==== DATA SHOWN ====

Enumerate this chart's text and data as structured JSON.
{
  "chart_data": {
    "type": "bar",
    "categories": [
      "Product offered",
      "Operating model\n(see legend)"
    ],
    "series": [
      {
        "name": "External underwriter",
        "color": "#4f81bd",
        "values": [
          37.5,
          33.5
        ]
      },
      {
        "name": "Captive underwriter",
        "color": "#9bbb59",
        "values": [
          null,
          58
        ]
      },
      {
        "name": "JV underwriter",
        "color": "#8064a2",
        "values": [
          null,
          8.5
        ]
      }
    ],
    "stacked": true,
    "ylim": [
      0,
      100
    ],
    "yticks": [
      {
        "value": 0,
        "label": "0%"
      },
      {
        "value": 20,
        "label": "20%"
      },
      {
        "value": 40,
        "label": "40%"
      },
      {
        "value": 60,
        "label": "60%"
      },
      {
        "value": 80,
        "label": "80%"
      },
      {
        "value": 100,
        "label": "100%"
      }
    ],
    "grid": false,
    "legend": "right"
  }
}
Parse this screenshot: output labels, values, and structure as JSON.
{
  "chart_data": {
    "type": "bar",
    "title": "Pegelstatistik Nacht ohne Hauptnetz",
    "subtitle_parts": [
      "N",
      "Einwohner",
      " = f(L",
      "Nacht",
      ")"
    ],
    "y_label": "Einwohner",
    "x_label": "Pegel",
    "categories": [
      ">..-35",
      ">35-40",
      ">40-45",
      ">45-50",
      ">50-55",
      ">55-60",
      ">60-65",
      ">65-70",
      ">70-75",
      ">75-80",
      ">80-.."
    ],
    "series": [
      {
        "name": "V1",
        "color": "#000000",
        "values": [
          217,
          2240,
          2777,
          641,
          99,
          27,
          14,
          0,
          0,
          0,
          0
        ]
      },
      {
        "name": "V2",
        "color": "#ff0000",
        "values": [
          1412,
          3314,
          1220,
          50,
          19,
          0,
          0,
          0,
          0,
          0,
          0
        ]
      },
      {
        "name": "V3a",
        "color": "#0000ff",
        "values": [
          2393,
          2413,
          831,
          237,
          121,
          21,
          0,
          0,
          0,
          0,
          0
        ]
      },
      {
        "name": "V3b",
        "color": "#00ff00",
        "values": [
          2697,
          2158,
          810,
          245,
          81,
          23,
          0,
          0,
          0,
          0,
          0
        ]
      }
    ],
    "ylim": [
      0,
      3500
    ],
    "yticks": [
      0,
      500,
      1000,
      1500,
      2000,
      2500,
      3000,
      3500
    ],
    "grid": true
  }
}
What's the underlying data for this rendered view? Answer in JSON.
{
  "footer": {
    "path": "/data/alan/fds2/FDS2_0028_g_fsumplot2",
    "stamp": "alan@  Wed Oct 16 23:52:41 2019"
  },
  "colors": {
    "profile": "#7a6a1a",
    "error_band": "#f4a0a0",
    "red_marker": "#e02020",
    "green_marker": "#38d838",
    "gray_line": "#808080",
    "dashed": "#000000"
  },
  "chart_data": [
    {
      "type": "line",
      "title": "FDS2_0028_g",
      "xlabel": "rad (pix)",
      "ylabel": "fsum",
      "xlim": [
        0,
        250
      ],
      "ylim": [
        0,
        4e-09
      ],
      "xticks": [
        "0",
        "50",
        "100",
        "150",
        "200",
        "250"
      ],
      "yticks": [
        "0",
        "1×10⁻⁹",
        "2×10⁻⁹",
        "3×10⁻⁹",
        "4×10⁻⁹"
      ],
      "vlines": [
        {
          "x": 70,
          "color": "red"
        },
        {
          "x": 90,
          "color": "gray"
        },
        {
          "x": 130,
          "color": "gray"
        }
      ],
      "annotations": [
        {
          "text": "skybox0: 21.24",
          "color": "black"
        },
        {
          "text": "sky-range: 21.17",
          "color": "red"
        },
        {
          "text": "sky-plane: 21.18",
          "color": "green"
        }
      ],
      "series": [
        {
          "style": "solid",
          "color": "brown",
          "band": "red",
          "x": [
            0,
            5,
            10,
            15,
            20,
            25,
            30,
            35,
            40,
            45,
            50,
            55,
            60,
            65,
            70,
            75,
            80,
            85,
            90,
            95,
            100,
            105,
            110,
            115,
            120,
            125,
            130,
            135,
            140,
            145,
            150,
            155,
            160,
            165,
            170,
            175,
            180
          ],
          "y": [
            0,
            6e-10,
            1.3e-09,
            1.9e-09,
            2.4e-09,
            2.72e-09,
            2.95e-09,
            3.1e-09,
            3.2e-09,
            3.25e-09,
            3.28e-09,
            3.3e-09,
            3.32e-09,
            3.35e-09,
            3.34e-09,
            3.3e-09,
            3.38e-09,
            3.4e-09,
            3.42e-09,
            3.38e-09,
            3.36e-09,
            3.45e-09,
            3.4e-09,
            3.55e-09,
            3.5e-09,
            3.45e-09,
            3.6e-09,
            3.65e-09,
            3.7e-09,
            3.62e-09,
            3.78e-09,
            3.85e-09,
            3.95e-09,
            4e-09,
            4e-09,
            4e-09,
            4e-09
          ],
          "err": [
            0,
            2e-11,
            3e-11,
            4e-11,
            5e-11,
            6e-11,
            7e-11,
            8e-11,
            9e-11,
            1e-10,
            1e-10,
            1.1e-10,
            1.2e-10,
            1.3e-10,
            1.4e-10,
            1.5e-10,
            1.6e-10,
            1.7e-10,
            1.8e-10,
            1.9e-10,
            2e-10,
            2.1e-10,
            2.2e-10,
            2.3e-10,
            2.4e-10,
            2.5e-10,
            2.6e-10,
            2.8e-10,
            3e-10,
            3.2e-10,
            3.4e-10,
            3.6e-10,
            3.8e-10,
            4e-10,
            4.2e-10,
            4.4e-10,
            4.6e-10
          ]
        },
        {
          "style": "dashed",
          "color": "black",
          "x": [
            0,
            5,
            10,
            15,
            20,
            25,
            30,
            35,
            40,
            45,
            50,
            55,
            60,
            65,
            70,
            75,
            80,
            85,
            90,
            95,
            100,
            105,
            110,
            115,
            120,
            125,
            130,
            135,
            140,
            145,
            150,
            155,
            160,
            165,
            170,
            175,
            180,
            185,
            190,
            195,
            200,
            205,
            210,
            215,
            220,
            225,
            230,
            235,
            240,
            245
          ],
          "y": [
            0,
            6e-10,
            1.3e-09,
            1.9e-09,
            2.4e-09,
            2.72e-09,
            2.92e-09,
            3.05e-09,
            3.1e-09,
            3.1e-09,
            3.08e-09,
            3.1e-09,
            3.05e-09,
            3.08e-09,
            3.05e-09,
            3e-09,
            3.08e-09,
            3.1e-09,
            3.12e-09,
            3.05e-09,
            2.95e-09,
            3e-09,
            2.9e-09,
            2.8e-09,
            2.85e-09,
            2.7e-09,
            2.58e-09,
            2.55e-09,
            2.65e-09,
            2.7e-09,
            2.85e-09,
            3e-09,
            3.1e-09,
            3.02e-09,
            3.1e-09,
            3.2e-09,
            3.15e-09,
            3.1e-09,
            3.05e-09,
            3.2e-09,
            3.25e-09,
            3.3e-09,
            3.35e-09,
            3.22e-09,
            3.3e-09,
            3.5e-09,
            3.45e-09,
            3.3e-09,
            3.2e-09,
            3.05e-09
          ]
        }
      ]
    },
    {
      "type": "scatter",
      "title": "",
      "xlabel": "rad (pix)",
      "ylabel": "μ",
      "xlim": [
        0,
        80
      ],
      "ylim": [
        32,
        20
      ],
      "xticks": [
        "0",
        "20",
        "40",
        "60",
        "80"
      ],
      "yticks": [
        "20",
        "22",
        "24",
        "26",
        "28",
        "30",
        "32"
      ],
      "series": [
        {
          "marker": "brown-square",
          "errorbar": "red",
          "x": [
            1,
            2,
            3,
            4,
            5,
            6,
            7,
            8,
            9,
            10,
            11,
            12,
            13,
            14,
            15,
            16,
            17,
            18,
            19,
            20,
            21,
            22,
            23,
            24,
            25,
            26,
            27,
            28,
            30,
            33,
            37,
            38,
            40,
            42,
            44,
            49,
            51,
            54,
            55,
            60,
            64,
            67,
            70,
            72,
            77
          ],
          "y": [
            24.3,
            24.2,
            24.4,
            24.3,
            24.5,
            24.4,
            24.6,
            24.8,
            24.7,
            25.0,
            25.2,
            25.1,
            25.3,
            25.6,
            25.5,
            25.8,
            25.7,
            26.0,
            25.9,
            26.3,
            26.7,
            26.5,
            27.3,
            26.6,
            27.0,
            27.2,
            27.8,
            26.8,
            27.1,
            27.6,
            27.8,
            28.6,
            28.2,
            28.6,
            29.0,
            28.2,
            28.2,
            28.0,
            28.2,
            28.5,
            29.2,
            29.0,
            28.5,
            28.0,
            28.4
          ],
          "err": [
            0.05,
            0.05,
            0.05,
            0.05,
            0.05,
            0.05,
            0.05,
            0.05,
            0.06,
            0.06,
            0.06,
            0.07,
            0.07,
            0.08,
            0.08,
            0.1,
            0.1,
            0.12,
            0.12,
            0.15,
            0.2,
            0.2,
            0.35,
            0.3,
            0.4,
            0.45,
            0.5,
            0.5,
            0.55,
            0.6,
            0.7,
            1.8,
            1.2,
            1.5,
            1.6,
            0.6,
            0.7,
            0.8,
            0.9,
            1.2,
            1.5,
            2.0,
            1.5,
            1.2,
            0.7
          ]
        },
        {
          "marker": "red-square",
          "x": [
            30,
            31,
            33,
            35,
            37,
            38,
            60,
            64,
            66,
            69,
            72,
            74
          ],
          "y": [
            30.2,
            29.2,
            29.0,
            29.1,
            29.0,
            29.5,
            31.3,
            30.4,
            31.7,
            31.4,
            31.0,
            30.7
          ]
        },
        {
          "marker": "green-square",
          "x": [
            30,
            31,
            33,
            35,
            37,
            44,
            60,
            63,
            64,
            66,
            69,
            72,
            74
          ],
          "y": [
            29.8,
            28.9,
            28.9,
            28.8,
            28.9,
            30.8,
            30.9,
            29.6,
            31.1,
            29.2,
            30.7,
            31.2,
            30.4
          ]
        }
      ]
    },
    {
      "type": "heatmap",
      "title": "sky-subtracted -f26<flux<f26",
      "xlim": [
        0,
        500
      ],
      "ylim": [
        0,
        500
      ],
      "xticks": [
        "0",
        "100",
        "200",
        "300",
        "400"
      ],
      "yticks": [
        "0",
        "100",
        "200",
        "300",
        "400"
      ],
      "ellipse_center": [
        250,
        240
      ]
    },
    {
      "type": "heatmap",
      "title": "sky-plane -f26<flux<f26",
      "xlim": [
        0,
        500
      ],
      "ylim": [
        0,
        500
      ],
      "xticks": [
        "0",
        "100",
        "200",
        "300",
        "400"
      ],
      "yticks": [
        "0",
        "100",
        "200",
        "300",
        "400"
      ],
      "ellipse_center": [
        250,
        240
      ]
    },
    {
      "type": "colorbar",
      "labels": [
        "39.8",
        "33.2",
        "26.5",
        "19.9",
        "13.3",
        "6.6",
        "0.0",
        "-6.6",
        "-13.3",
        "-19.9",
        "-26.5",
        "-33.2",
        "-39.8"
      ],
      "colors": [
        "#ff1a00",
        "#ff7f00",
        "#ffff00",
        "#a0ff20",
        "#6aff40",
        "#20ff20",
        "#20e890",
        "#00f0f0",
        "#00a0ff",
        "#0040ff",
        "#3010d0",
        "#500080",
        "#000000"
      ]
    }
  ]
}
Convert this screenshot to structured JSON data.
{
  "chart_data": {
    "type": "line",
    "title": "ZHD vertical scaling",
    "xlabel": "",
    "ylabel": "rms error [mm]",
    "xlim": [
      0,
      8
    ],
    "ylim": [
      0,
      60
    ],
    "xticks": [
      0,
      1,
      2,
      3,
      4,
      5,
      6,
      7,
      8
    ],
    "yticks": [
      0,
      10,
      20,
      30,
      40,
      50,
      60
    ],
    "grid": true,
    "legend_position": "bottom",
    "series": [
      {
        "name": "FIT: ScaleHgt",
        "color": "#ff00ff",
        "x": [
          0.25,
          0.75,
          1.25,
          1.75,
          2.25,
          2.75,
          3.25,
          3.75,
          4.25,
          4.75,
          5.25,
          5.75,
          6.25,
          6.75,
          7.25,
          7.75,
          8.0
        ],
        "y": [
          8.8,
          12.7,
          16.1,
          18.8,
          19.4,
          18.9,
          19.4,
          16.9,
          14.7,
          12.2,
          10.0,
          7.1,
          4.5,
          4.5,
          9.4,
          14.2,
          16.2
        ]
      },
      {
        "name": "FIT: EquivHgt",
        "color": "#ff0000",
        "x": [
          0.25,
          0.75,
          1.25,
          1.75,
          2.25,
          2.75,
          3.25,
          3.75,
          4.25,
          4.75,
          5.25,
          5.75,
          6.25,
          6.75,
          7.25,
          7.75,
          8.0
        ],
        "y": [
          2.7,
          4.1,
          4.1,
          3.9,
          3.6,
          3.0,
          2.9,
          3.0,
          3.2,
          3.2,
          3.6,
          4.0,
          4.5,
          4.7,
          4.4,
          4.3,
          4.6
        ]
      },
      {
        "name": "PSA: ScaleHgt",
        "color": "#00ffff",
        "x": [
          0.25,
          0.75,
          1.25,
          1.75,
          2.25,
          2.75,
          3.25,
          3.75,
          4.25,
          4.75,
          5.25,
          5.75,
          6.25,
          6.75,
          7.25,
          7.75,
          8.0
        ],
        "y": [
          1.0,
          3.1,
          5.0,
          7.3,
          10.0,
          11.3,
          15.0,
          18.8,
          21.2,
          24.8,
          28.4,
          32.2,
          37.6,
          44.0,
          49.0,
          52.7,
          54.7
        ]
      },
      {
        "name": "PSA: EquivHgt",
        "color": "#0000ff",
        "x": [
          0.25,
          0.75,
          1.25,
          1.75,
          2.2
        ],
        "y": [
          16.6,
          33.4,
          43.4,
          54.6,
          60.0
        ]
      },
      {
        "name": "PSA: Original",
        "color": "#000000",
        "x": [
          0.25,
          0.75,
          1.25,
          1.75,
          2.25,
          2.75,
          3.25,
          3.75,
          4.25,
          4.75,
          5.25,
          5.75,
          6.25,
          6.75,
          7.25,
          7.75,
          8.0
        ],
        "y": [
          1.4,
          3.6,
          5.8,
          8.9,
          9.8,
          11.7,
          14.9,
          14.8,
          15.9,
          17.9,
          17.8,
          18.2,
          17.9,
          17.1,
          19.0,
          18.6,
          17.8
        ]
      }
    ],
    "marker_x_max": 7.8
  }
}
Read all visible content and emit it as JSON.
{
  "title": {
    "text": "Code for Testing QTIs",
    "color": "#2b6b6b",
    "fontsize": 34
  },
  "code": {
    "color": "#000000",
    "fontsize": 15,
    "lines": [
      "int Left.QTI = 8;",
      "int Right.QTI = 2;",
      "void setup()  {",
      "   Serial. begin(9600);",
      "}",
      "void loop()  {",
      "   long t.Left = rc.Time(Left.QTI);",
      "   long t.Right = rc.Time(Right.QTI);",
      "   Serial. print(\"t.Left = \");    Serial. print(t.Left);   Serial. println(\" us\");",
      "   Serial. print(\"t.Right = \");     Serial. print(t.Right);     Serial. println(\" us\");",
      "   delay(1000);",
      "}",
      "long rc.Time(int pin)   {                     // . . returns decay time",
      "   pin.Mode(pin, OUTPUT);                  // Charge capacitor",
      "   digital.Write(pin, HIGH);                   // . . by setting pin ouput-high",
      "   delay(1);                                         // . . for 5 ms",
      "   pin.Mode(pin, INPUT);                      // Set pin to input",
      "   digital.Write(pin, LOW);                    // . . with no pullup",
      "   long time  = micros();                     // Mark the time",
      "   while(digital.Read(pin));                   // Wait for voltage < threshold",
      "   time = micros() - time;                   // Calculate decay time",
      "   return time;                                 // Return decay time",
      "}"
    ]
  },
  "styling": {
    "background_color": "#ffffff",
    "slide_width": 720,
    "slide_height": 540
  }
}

====

GIVEN REQUEST
Show the lines of the data that hold the word "Nacht".

TASK SOLUTION
    "title": "Pegelstatistik Nacht ohne Hauptnetz",
      "Nacht",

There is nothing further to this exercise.